**Given task:**
Repeat the material exactly, leaving nothing out.

Stored data entries
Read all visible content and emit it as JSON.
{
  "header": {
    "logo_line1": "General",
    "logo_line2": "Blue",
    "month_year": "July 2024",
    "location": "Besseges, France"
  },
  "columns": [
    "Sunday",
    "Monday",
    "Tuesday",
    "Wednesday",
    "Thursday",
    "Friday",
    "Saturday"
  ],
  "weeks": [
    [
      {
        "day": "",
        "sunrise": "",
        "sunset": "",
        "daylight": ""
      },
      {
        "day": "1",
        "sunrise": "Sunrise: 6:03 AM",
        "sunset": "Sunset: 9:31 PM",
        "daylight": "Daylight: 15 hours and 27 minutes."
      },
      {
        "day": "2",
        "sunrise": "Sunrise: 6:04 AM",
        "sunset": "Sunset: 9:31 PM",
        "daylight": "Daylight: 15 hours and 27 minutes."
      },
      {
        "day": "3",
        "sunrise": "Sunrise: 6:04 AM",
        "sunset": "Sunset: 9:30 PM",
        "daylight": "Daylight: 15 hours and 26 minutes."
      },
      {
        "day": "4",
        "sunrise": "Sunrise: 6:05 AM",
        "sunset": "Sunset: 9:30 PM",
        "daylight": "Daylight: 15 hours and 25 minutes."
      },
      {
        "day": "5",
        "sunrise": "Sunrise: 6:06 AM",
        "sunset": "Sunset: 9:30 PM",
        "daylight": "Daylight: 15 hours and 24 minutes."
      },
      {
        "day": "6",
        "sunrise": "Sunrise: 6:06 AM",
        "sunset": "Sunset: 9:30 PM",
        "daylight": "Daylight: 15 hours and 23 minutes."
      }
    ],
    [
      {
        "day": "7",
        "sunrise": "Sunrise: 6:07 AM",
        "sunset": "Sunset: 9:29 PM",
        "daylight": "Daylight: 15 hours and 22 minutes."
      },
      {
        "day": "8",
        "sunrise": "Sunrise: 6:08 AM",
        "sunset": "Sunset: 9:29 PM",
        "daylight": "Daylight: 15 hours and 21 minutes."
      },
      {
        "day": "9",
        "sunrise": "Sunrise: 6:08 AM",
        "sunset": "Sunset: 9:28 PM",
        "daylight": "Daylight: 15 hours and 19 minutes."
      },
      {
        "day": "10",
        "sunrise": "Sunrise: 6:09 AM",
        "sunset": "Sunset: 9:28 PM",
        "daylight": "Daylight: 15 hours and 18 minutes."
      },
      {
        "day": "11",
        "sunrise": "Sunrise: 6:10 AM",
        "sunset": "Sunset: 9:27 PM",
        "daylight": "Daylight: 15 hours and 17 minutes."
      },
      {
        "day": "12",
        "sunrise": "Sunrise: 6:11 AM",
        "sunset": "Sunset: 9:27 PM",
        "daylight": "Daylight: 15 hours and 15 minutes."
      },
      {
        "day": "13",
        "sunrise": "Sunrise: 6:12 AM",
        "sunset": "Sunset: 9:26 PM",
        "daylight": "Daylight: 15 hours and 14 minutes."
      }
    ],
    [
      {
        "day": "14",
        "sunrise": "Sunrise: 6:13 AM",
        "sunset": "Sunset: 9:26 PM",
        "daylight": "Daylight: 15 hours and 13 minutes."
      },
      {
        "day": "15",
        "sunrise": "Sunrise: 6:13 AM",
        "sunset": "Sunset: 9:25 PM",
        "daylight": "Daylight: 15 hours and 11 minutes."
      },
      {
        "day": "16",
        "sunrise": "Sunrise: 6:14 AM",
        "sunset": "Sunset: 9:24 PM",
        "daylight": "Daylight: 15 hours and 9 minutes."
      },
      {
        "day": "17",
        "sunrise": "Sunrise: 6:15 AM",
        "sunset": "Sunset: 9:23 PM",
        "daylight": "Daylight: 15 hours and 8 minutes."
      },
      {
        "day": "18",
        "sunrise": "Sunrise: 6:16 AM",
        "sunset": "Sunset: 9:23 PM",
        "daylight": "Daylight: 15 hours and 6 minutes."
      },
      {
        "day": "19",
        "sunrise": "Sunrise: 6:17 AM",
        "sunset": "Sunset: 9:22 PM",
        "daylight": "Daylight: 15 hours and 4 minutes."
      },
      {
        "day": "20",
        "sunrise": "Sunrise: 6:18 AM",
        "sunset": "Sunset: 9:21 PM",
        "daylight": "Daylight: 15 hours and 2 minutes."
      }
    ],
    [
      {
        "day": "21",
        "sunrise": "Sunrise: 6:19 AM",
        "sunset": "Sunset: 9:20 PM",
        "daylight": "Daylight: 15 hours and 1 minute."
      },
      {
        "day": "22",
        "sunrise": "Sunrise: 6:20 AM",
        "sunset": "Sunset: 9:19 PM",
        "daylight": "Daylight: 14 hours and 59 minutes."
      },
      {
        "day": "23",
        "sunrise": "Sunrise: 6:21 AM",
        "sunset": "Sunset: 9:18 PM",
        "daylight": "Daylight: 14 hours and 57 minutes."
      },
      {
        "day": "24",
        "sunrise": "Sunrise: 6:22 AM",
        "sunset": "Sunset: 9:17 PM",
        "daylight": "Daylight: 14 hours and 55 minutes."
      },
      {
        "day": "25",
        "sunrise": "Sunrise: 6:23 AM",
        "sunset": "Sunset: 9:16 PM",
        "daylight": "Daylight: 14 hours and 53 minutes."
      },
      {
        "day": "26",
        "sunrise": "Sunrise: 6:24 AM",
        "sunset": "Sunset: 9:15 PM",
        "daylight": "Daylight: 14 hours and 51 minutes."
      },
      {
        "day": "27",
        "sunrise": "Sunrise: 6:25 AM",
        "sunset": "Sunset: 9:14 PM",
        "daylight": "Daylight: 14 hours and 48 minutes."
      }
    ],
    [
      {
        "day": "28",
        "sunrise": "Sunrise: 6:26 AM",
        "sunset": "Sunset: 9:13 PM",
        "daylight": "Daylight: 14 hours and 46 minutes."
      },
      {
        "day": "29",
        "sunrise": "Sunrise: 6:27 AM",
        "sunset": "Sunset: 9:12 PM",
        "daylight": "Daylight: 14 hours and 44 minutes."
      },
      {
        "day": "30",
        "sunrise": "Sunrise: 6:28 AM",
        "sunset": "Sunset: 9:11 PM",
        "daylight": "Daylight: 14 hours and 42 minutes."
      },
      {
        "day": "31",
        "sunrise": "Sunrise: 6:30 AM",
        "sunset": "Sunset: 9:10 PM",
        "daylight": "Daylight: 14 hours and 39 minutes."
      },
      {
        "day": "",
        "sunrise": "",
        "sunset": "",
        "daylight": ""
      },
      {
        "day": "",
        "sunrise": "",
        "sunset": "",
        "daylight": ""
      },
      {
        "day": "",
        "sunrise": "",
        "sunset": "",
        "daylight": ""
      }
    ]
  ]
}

**Response for this exercise:**
Read all visible content and emit it as JSON.
{
  "header": {
    "logo_line1": "General",
    "logo_line2": "Blue",
    "month_year": "July 2024",
    "location": "Besseges, France"
  },
  "columns": [
    "Sunday",
    "Monday",
    "Tuesday",
    "Wednesday",
    "Thursday",
    "Friday",
    "Saturday"
  ],
  "weeks": [
    [
      {
        "day": "",
        "sunrise": "",
        "sunset": "",
        "daylight": ""
      },
      {
        "day": "1",
        "sunrise": "Sunrise: 6:03 AM",
        "sunset": "Sunset: 9:31 PM",
        "daylight": "Daylight: 15 hours and 27 minutes."
      },
      {
        "day": "2",
        "sunrise": "Sunrise: 6:04 AM",
        "sunset": "Sunset: 9:31 PM",
        "daylight": "Daylight: 15 hours and 27 minutes."
      },
      {
        "day": "3",
        "sunrise": "Sunrise: 6:04 AM",
        "sunset": "Sunset: 9:30 PM",
        "daylight": "Daylight: 15 hours and 26 minutes."
      },
      {
        "day": "4",
        "sunrise": "Sunrise: 6:05 AM",
        "sunset": "Sunset: 9:30 PM",
        "daylight": "Daylight: 15 hours and 25 minutes."
      },
      {
        "day": "5",
        "sunrise": "Sunrise: 6:06 AM",
        "sunset": "Sunset: 9:30 PM",
        "daylight": "Daylight: 15 hours and 24 minutes."
      },
      {
        "day": "6",
        "sunrise": "Sunrise: 6:06 AM",
        "sunset": "Sunset: 9:30 PM",
        "daylight": "Daylight: 15 hours and 23 minutes."
      }
    ],
    [
      {
        "day": "7",
        "sunrise": "Sunrise: 6:07 AM",
        "sunset": "Sunset: 9:29 PM",
        "daylight": "Daylight: 15 hours and 22 minutes."
      },
      {
        "day": "8",
        "sunrise": "Sunrise: 6:08 AM",
        "sunset": "Sunset: 9:29 PM",
        "daylight": "Daylight: 15 hours and 21 minutes."
      },
      {
        "day": "9",
        "sunrise": "Sunrise: 6:08 AM",
        "sunset": "Sunset: 9:28 PM",
        "daylight": "Daylight: 15 hours and 19 minutes."
      },
      {
        "day": "10",
        "sunrise": "Sunrise: 6:09 AM",
        "sunset": "Sunset: 9:28 PM",
        "daylight": "Daylight: 15 hours and 18 minutes."
      },
      {
        "day": "11",
        "sunrise": "Sunrise: 6:10 AM",
        "sunset": "Sunset: 9:27 PM",
        "daylight": "Daylight: 15 hours and 17 minutes."
      },
      {
        "day": "12",
        "sunrise": "Sunrise: 6:11 AM",
        "sunset": "Sunset: 9:27 PM",
        "daylight": "Daylight: 15 hours and 15 minutes."
      },
      {
        "day": "13",
        "sunrise": "Sunrise: 6:12 AM",
        "sunset": "Sunset: 9:26 PM",
        "daylight": "Daylight: 15 hours and 14 minutes."
      }
    ],
    [
      {
        "day": "14",
        "sunrise": "Sunrise: 6:13 AM",
        "sunset": "Sunset: 9:26 PM",
        "daylight": "Daylight: 15 hours and 13 minutes."
      },
      {
        "day": "15",
        "sunrise": "Sunrise: 6:13 AM",
        "sunset": "Sunset: 9:25 PM",
        "daylight": "Daylight: 15 hours and 11 minutes."
      },
      {
        "day": "16",
        "sunrise": "Sunrise: 6:14 AM",
        "sunset": "Sunset: 9:24 PM",
        "daylight": "Daylight: 15 hours and 9 minutes."
      },
      {
        "day": "17",
        "sunrise": "Sunrise: 6:15 AM",
        "sunset": "Sunset: 9:23 PM",
        "daylight": "Daylight: 15 hours and 8 minutes."
      },
      {
        "day": "18",
        "sunrise": "Sunrise: 6:16 AM",
        "sunset": "Sunset: 9:23 PM",
        "daylight": "Daylight: 15 hours and 6 minutes."
      },
      {
        "day": "19",
        "sunrise": "Sunrise: 6:17 AM",
        "sunset": "Sunset: 9:22 PM",
        "daylight": "Daylight: 15 hours and 4 minutes."
      },
      {
        "day": "20",
        "sunrise": "Sunrise: 6:18 AM",
        "sunset": "Sunset: 9:21 PM",
        "daylight": "Daylight: 15 hours and 2 minutes."
      }
    ],
    [
      {
        "day": "21",
        "sunrise": "Sunrise: 6:19 AM",
        "sunset": "Sunset: 9:20 PM",
        "daylight": "Daylight: 15 hours and 1 minute."
      },
      {
        "day": "22",
        "sunrise": "Sunrise: 6:20 AM",
        "sunset": "Sunset: 9:19 PM",
        "daylight": "Daylight: 14 hours and 59 minutes."
      },
      {
        "day": "23",
        "sunrise": "Sunrise: 6:21 AM",
        "sunset": "Sunset: 9:18 PM",
        "daylight": "Daylight: 14 hours and 57 minutes."
      },
      {
        "day": "24",
        "sunrise": "Sunrise: 6:22 AM",
        "sunset": "Sunset: 9:17 PM",
        "daylight": "Daylight: 14 hours and 55 minutes."
      },
      {
        "day": "25",
        "sunrise": "Sunrise: 6:23 AM",
        "sunset": "Sunset: 9:16 PM",
        "daylight": "Daylight: 14 hours and 53 minutes."
      },
      {
        "day": "26",
        "sunrise": "Sunrise: 6:24 AM",
        "sunset": "Sunset: 9:15 PM",
        "daylight": "Daylight: 14 hours and 51 minutes."
      },
      {
        "day": "27",
        "sunrise": "Sunrise: 6:25 AM",
        "sunset": "Sunset: 9:14 PM",
        "daylight": "Daylight: 14 hours and 48 minutes."
      }
    ],
    [
      {
        "day": "28",
        "sunrise": "Sunrise: 6:26 AM",
        "sunset": "Sunset: 9:13 PM",
        "daylight": "Daylight: 14 hours and 46 minutes."
      },
      {
        "day": "29",
        "sunrise": "Sunrise: 6:27 AM",
        "sunset": "Sunset: 9:12 PM",
        "daylight": "Daylight: 14 hours and 44 minutes."
      },
      {
        "day": "30",
        "sunrise": "Sunrise: 6:28 AM",
        "sunset": "Sunset: 9:11 PM",
        "daylight": "Daylight: 14 hours and 42 minutes."
      },
      {
        "day": "31",
        "sunrise": "Sunrise: 6:30 AM",
        "sunset": "Sunset: 9:10 PM",
        "daylight": "Daylight: 14 hours and 39 minutes."
      },
      {
        "day": "",
        "sunrise": "",
        "sunset": "",
        "daylight": ""
      },
      {
        "day": "",
        "sunrise": "",
        "sunset": "",
        "daylight": ""
      },
      {
        "day": "",
        "sunrise": "",
        "sunset": "",
        "daylight": ""
      }
    ]
  ]
}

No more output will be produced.